> _Given problem_
With the pictures left out, copy the listing below exactly.
::: Listing
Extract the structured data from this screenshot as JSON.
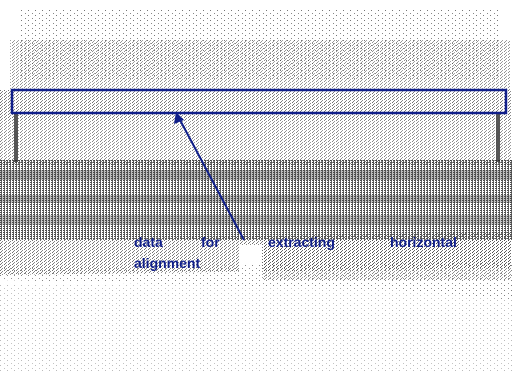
{
  "annotation": {
    "words": [
      "data",
      "for",
      "extracting",
      "horizontal",
      "alignment"
    ]
  },
  "colors": {
    "annotation": "#101f8a",
    "points": "#3c3c3c",
    "background": "#ffffff"
  }
}
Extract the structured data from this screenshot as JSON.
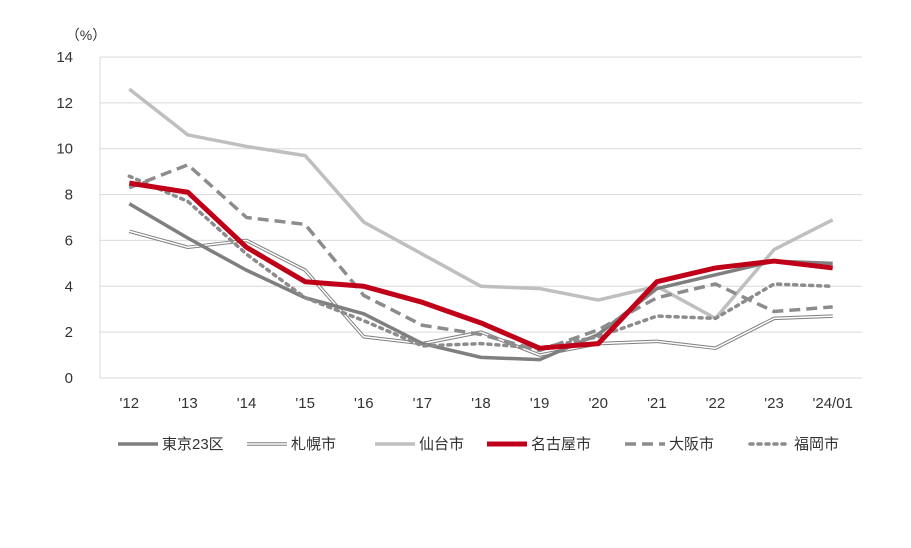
{
  "chart_data": {
    "type": "line",
    "unit_label": "（%）",
    "categories": [
      "'12",
      "'13",
      "'14",
      "'15",
      "'16",
      "'17",
      "'18",
      "'19",
      "'20",
      "'21",
      "'22",
      "'23",
      "'24/01"
    ],
    "y_ticks": [
      "0",
      "2",
      "4",
      "6",
      "8",
      "10",
      "12",
      "14"
    ],
    "ylim": [
      0,
      14
    ],
    "grid": true,
    "legend_position": "bottom",
    "series": [
      {
        "name": "東京23区",
        "color": "#7f7f7f",
        "style": "solid-thick",
        "values": [
          7.6,
          6.1,
          4.7,
          3.5,
          2.8,
          1.5,
          0.9,
          0.8,
          1.9,
          3.9,
          4.5,
          5.1,
          5.0
        ]
      },
      {
        "name": "札幌市",
        "color": "#7f7f7f",
        "style": "double",
        "values": [
          6.4,
          5.7,
          6.0,
          4.7,
          1.8,
          1.5,
          2.0,
          1.0,
          1.5,
          1.6,
          1.3,
          2.6,
          2.7
        ]
      },
      {
        "name": "仙台市",
        "color": "#bfbfbf",
        "style": "solid",
        "values": [
          12.6,
          10.6,
          10.1,
          9.7,
          6.8,
          5.4,
          4.0,
          3.9,
          3.4,
          4.0,
          2.6,
          5.6,
          6.9
        ]
      },
      {
        "name": "名古屋市",
        "color": "#c00018",
        "style": "solid-bold",
        "values": [
          8.5,
          8.1,
          5.7,
          4.2,
          4.0,
          3.3,
          2.4,
          1.3,
          1.5,
          4.2,
          4.8,
          5.1,
          4.8
        ]
      },
      {
        "name": "大阪市",
        "color": "#8c8c8c",
        "style": "dashed",
        "values": [
          8.3,
          9.3,
          7.0,
          6.7,
          3.6,
          2.3,
          1.9,
          1.2,
          2.1,
          3.5,
          4.1,
          2.9,
          3.1
        ]
      },
      {
        "name": "福岡市",
        "color": "#8c8c8c",
        "style": "dotted",
        "values": [
          8.8,
          7.7,
          5.4,
          3.5,
          2.5,
          1.4,
          1.5,
          1.3,
          1.8,
          2.7,
          2.6,
          4.1,
          4.0
        ]
      }
    ]
  }
}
::::::
> _Solution below_
Extract the structured data from this screenshot as JSON.
{
  "annotation": {
    "words": [
      "data",
      "for",
      "extracting",
      "horizontal",
      "alignment"
    ]
  },
  "colors": {
    "annotation": "#101f8a",
    "points": "#3c3c3c",
    "background": "#ffffff"
  }
}
Extract the structured data from this screenshot as JSON.
{
  "chart_data": {
    "type": "line",
    "unit_label": "（%）",
    "categories": [
      "'12",
      "'13",
      "'14",
      "'15",
      "'16",
      "'17",
      "'18",
      "'19",
      "'20",
      "'21",
      "'22",
      "'23",
      "'24/01"
    ],
    "y_ticks": [
      "0",
      "2",
      "4",
      "6",
      "8",
      "10",
      "12",
      "14"
    ],
    "ylim": [
      0,
      14
    ],
    "grid": true,
    "legend_position": "bottom",
    "series": [
      {
        "name": "東京23区",
        "color": "#7f7f7f",
        "style": "solid-thick",
        "values": [
          7.6,
          6.1,
          4.7,
          3.5,
          2.8,
          1.5,
          0.9,
          0.8,
          1.9,
          3.9,
          4.5,
          5.1,
          5.0
        ]
      },
      {
        "name": "札幌市",
        "color": "#7f7f7f",
        "style": "double",
        "values": [
          6.4,
          5.7,
          6.0,
          4.7,
          1.8,
          1.5,
          2.0,
          1.0,
          1.5,
          1.6,
          1.3,
          2.6,
          2.7
        ]
      },
      {
        "name": "仙台市",
        "color": "#bfbfbf",
        "style": "solid",
        "values": [
          12.6,
          10.6,
          10.1,
          9.7,
          6.8,
          5.4,
          4.0,
          3.9,
          3.4,
          4.0,
          2.6,
          5.6,
          6.9
        ]
      },
      {
        "name": "名古屋市",
        "color": "#c00018",
        "style": "solid-bold",
        "values": [
          8.5,
          8.1,
          5.7,
          4.2,
          4.0,
          3.3,
          2.4,
          1.3,
          1.5,
          4.2,
          4.8,
          5.1,
          4.8
        ]
      },
      {
        "name": "大阪市",
        "color": "#8c8c8c",
        "style": "dashed",
        "values": [
          8.3,
          9.3,
          7.0,
          6.7,
          3.6,
          2.3,
          1.9,
          1.2,
          2.1,
          3.5,
          4.1,
          2.9,
          3.1
        ]
      },
      {
        "name": "福岡市",
        "color": "#8c8c8c",
        "style": "dotted",
        "values": [
          8.8,
          7.7,
          5.4,
          3.5,
          2.5,
          1.4,
          1.5,
          1.3,
          1.8,
          2.7,
          2.6,
          4.1,
          4.0
        ]
      }
    ]
  }
}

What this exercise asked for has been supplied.